───── SUPPLIED RECORDS ─────

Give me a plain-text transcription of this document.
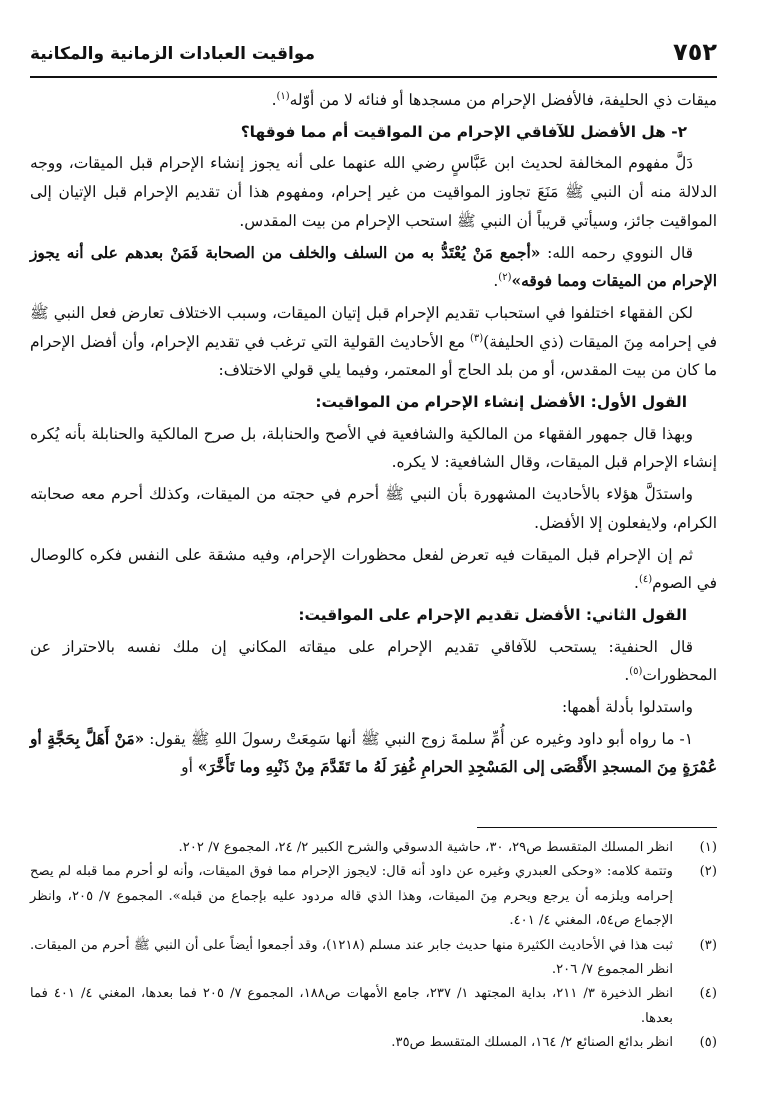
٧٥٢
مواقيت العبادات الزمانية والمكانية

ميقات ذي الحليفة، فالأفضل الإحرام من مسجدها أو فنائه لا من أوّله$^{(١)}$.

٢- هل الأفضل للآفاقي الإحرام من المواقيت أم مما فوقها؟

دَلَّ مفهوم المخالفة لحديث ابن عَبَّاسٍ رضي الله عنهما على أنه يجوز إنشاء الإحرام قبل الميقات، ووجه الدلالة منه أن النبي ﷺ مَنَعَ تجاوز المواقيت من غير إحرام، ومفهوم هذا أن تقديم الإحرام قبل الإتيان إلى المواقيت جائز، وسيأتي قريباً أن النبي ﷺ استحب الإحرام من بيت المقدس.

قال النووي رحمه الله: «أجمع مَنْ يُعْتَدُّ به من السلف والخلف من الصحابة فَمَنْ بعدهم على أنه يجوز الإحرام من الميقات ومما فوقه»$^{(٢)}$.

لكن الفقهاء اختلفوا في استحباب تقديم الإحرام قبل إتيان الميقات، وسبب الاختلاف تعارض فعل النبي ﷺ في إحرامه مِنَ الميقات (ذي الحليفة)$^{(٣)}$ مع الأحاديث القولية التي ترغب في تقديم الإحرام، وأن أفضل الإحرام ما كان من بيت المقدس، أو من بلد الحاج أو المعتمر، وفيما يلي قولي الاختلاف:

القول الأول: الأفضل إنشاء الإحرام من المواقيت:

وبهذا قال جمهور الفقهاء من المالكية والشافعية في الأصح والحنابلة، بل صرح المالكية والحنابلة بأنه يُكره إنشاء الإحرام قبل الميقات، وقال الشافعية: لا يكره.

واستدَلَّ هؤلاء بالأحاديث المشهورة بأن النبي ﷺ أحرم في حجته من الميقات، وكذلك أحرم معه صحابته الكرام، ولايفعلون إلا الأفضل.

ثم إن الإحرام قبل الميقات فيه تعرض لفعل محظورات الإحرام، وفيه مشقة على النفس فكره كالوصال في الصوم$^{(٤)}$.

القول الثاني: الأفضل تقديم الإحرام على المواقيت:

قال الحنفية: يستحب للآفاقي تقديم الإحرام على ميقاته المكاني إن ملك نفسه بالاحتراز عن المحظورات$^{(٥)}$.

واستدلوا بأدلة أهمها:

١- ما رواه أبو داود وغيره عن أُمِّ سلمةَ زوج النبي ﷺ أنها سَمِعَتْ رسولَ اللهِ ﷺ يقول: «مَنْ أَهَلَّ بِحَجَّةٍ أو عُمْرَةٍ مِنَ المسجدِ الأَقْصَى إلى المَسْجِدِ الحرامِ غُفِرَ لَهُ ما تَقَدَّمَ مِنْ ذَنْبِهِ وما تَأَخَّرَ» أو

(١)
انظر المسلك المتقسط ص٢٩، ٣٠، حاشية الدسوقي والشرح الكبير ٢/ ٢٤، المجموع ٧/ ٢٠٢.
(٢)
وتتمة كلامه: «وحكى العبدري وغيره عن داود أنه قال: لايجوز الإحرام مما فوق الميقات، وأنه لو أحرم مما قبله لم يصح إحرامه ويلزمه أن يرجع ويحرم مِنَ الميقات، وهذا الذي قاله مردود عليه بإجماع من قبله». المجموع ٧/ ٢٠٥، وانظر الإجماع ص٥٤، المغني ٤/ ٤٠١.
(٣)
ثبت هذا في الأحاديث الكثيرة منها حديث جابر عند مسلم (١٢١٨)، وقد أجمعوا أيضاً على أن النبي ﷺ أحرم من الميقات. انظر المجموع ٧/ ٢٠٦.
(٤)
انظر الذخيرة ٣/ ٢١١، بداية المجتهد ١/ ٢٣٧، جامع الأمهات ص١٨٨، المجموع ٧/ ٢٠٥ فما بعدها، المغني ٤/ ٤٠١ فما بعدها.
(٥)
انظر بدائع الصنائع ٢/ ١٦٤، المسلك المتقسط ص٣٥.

─────
───── SUPPLIED RECORDS ─────

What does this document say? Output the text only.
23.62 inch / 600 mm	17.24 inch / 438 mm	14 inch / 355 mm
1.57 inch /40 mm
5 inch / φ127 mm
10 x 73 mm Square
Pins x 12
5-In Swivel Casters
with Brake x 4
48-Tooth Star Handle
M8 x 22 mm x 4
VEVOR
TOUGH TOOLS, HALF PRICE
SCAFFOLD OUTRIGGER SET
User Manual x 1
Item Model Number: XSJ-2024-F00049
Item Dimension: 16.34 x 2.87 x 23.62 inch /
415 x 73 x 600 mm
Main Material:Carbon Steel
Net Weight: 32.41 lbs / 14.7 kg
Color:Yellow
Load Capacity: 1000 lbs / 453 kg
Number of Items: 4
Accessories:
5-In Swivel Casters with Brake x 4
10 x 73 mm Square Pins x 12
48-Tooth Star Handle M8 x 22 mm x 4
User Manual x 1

─────
───── SUPPLIED RECORDS ─────

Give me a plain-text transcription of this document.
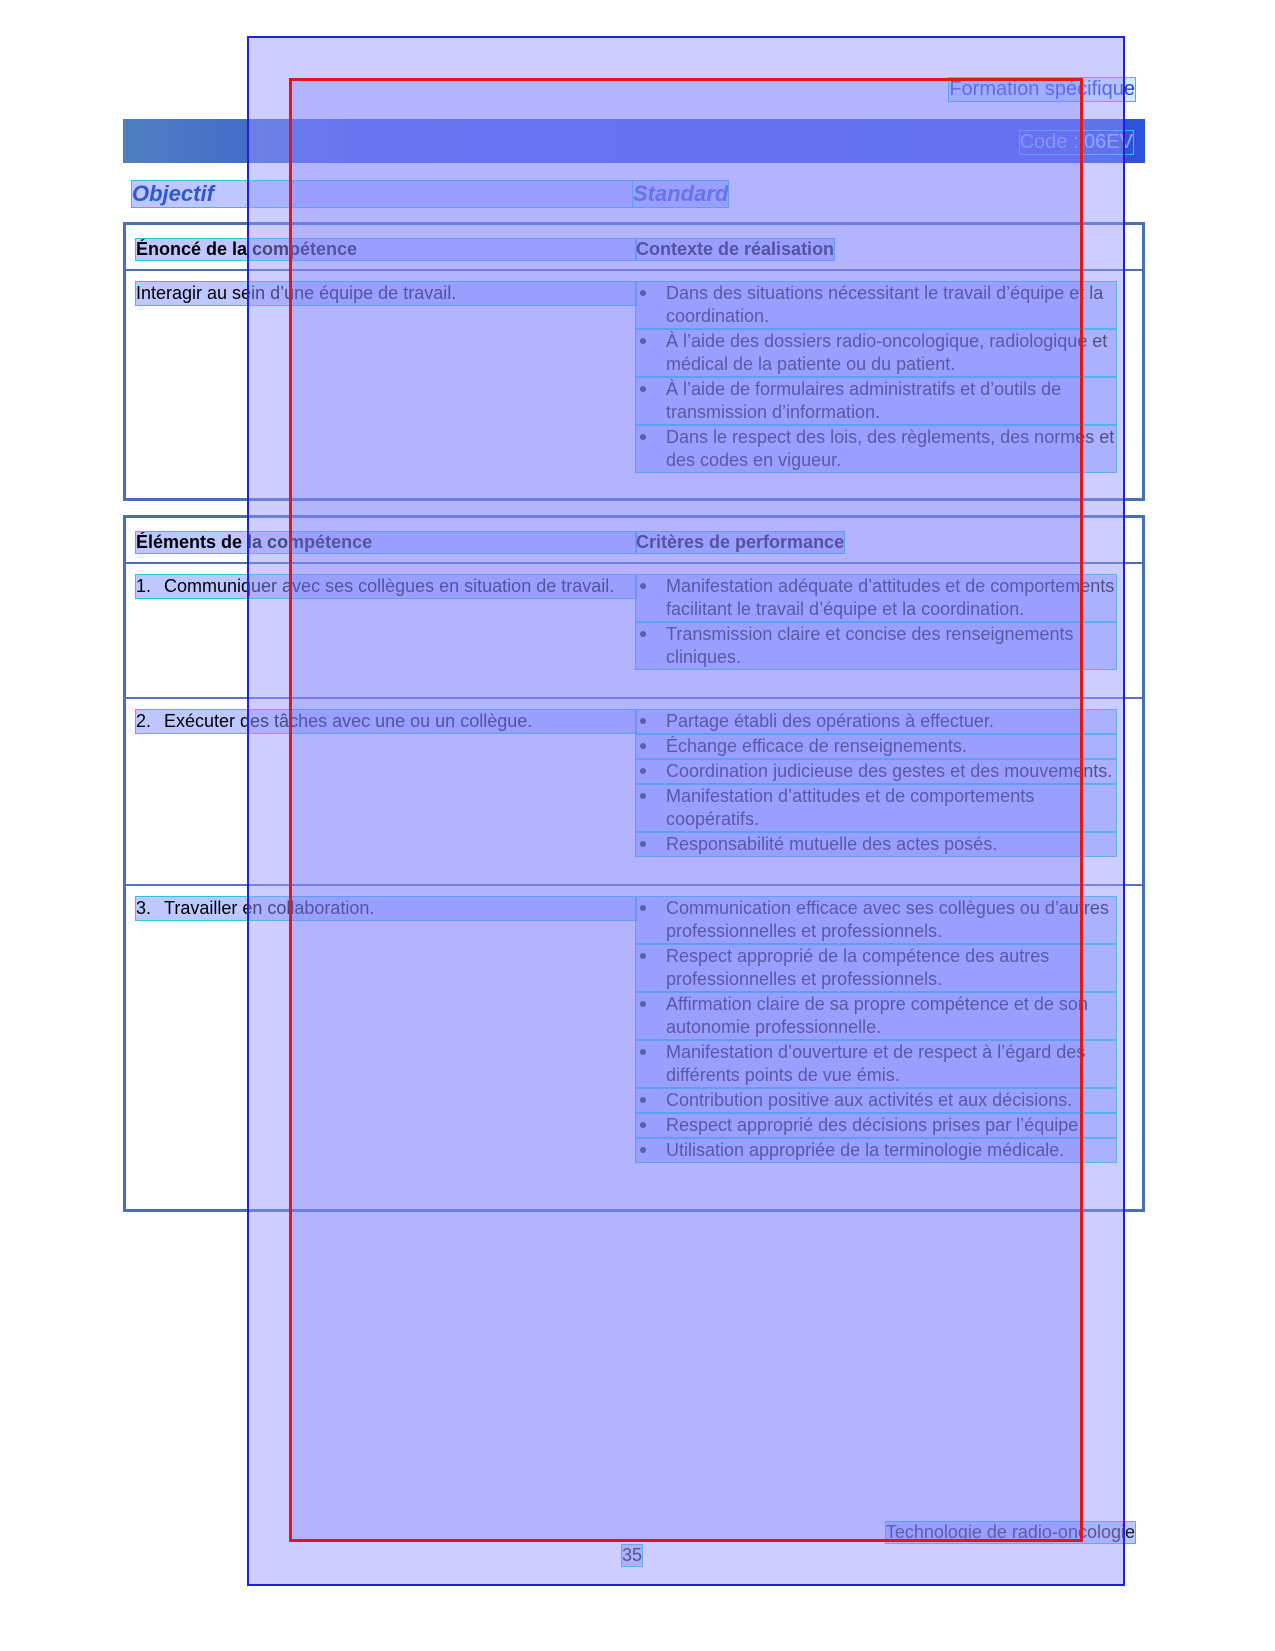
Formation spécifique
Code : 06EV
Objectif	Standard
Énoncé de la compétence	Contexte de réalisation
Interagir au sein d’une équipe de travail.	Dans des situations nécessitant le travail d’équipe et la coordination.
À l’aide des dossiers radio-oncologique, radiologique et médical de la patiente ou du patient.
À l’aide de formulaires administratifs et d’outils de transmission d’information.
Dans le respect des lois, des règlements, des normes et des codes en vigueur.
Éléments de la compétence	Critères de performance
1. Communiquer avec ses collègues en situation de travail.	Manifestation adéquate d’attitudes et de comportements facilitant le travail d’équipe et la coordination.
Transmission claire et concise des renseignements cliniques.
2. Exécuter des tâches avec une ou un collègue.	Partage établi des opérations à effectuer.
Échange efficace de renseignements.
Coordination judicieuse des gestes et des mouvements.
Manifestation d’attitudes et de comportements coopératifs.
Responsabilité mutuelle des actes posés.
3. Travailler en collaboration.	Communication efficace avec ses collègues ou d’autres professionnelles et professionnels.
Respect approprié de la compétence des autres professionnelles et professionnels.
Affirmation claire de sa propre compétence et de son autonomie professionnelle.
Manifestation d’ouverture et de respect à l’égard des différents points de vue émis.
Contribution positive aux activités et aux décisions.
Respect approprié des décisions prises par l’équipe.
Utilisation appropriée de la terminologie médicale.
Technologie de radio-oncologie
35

─────

▶ _AIM OF THE EXERCISE_: Identify the lines in the records above that contain the word "الحليفة", then state how many there are and nothing more.

▶ _ANSWER TO THIS EXERCISE_: 2